Return every entry exactly as written.

Extracted records:
• • •

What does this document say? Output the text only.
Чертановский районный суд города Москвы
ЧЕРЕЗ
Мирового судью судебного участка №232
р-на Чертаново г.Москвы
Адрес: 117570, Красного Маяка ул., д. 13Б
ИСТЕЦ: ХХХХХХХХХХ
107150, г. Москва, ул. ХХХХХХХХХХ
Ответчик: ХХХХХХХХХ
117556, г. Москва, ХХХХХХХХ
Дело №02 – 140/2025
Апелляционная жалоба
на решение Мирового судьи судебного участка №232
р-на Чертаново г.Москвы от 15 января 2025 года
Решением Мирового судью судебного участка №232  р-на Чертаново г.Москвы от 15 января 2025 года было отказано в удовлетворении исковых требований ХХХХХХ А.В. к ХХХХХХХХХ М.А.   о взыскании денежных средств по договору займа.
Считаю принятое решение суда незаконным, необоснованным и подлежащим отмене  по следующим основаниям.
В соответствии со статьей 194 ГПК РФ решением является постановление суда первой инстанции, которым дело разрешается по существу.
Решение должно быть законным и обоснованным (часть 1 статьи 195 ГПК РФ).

• • •

Solved problem ->
What does this document say? Output the text only.
Чертановский районный суд города Москвы
ЧЕРЕЗ
Мирового судью судебного участка №232
р-на Чертаново г.Москвы
Адрес: 117570, Красного Маяка ул., д. 13Б
ИСТЕЦ: ХХХХХХХХХХ
107150, г. Москва, ул. ХХХХХХХХХХ
Ответчик: ХХХХХХХХХ
117556, г. Москва, ХХХХХХХХ
Дело №02 – 140/2025
Апелляционная жалоба
на решение Мирового судьи судебного участка №232
р-на Чертаново г.Москвы от 15 января 2025 года
Решением Мирового судью судебного участка №232  р-на Чертаново г.Москвы от 15 января 2025 года было отказано в удовлетворении исковых требований ХХХХХХ А.В. к ХХХХХХХХХ М.А.   о взыскании денежных средств по договору займа.
Считаю принятое решение суда незаконным, необоснованным и подлежащим отмене  по следующим основаниям.
В соответствии со статьей 194 ГПК РФ решением является постановление суда первой инстанции, которым дело разрешается по существу.
Решение должно быть законным и обоснованным (часть 1 статьи 195 ГПК РФ).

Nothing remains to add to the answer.